Aim: Which lines hold the word "count"? Copy each of them from the material.

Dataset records
-- Start --

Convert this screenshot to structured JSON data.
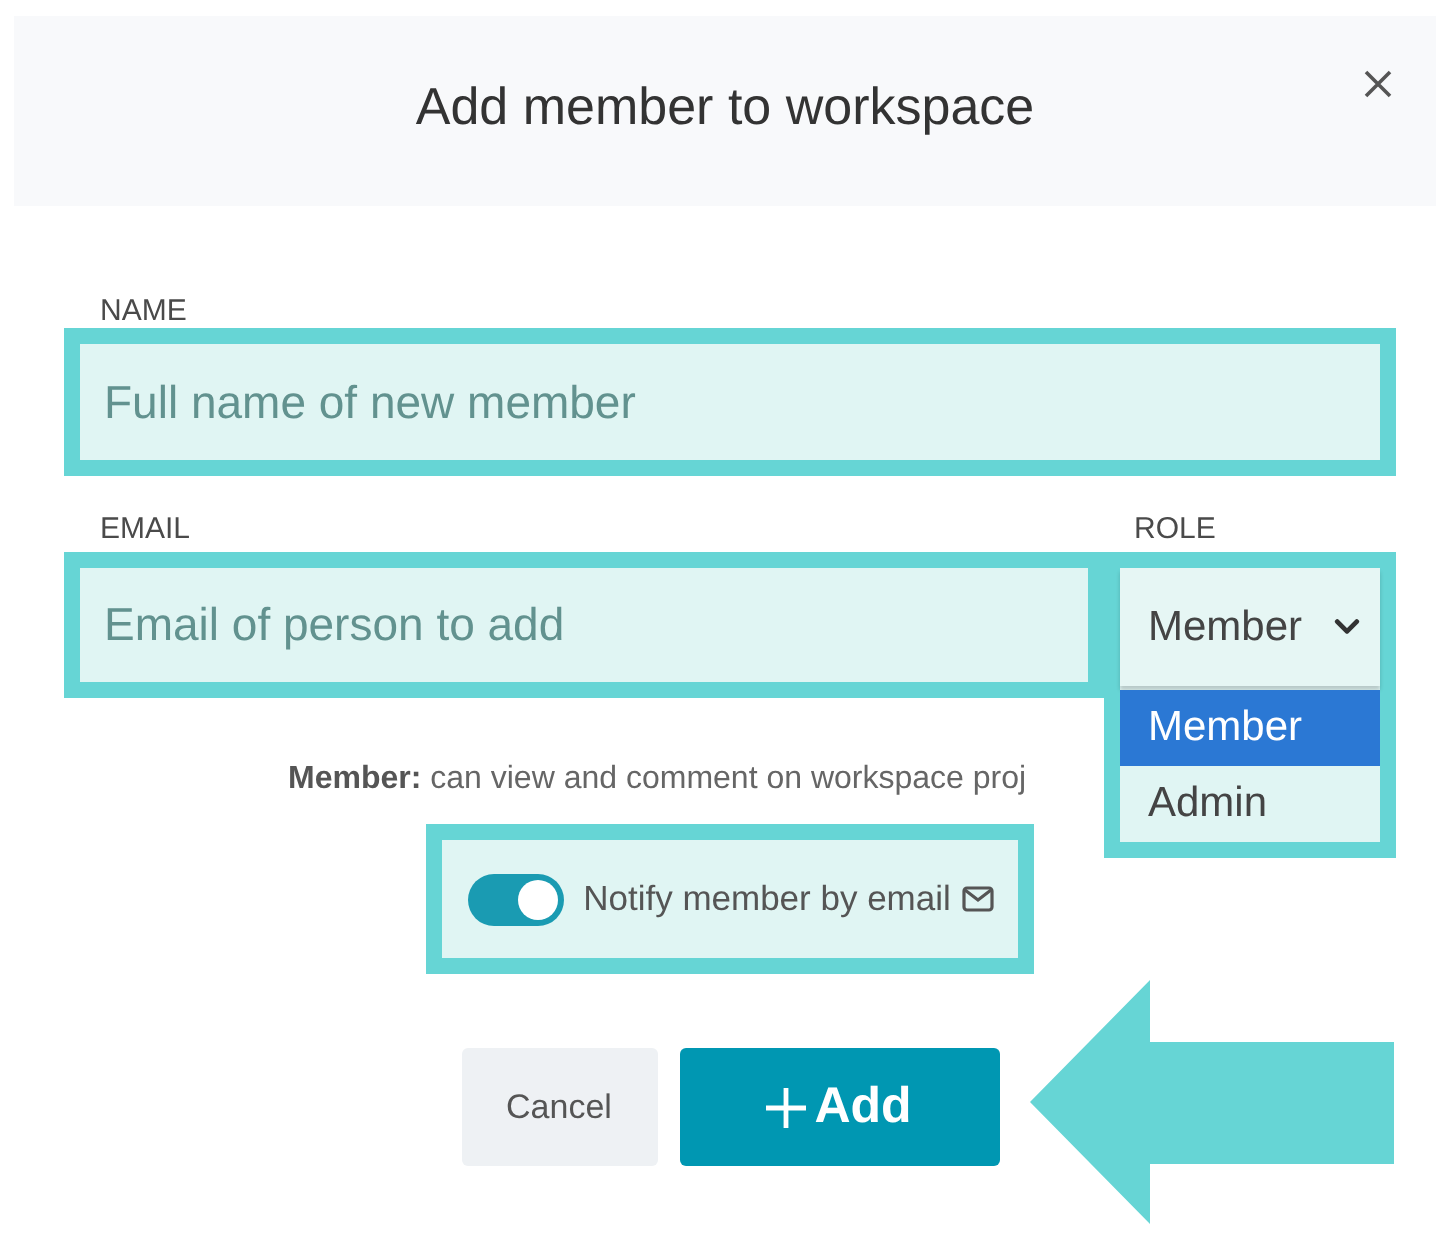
{
  "dialog": {
    "title": "Add member to workspace"
  },
  "name_field": {
    "label": "NAME",
    "placeholder": "Full name of new member",
    "highlighted": true
  },
  "email_field": {
    "label": "EMAIL",
    "placeholder": "Email of person to add",
    "highlighted": true
  },
  "role": {
    "label": "ROLE",
    "value": "Member",
    "expanded": true,
    "highlighted": true,
    "options": [
      {
        "label": "Member",
        "selected": true
      },
      {
        "label": "Admin",
        "selected": false
      }
    ]
  },
  "role_description": "**Member:** can view and comment on workspace proj",
  "notify": {
    "label": "Notify member by email",
    "on": true,
    "highlighted": true
  },
  "buttons": [
    {
      "kind": "secondary",
      "label": "Cancel",
      "arrow": false
    },
    {
      "kind": "primary",
      "label": "Add",
      "arrow": true
    }
  ]
}
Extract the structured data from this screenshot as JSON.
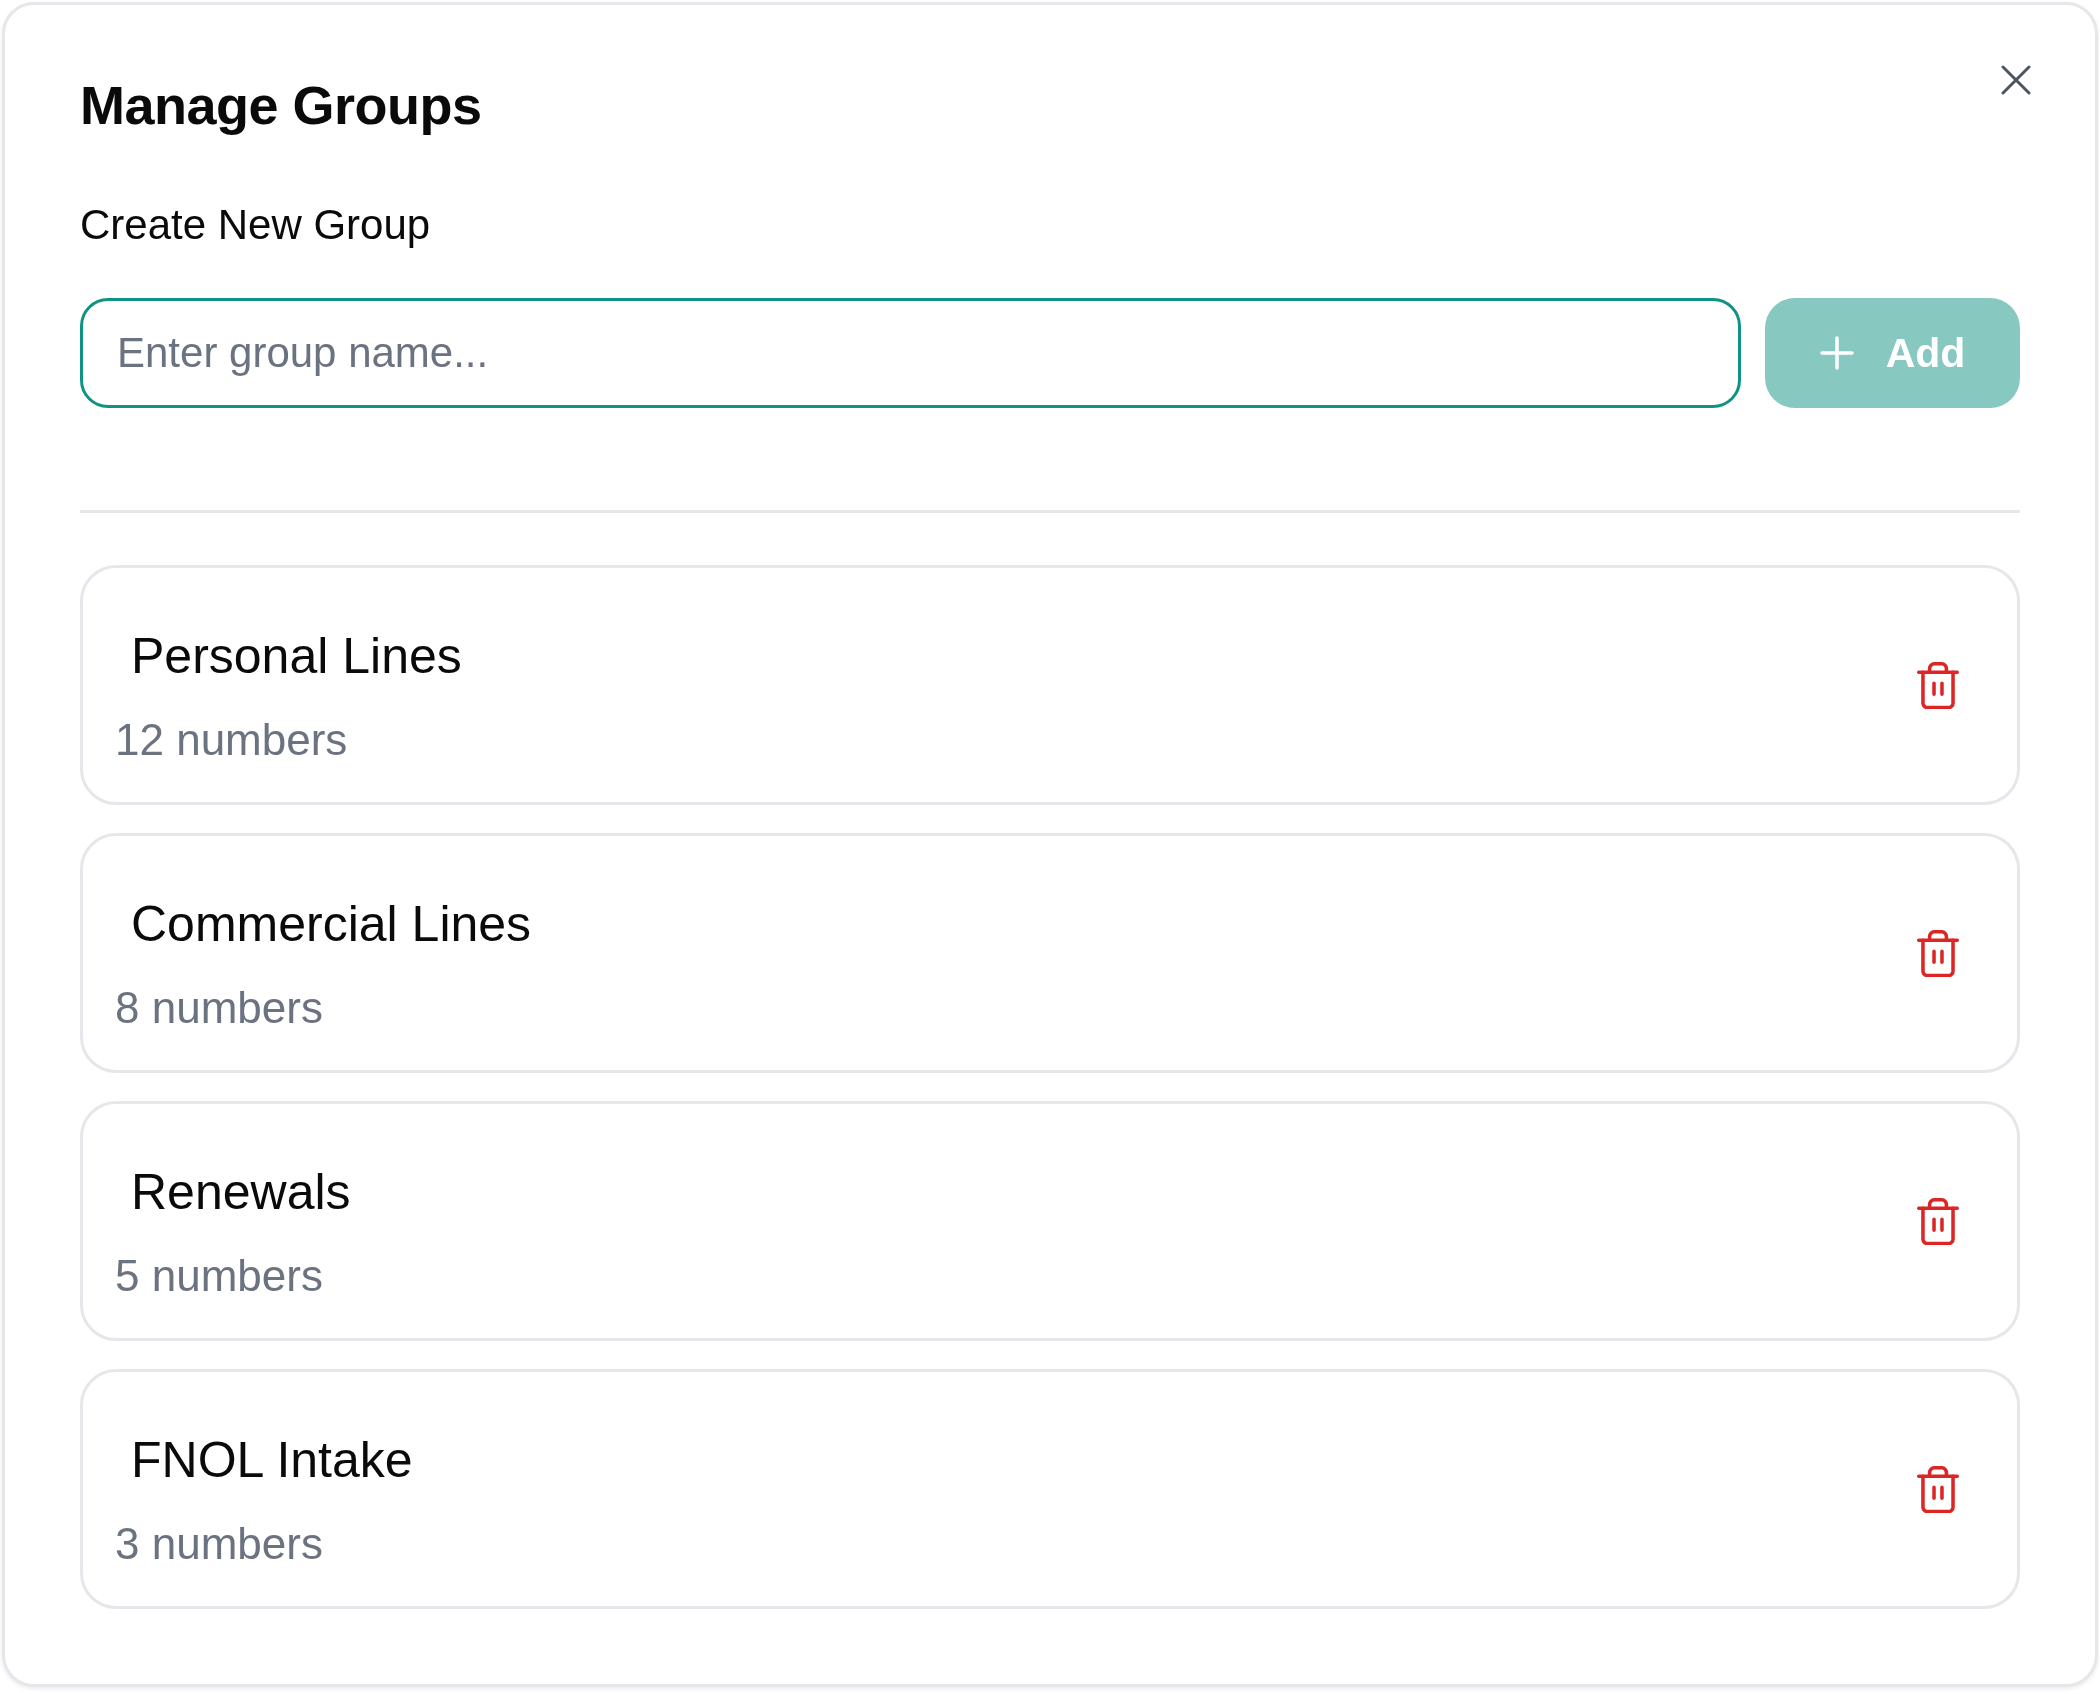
{
  "dialog": {
    "title": "Manage Groups"
  },
  "create_section": {
    "heading": "Create New Group",
    "input": {
      "placeholder": "Enter group name...",
      "focused": true
    },
    "add_button": {
      "label": "Add",
      "disabled": true
    }
  },
  "groups": [
    {
      "name": "Personal Lines",
      "count": "12 numbers"
    },
    {
      "name": "Commercial Lines",
      "count": "8 numbers"
    },
    {
      "name": "Renewals",
      "count": "5 numbers"
    },
    {
      "name": "FNOL Intake",
      "count": "3 numbers"
    }
  ]
}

-- End --

Written solution:
      "count": "12 numbers"
      "count": "8 numbers"
      "count": "5 numbers"
      "count": "3 numbers"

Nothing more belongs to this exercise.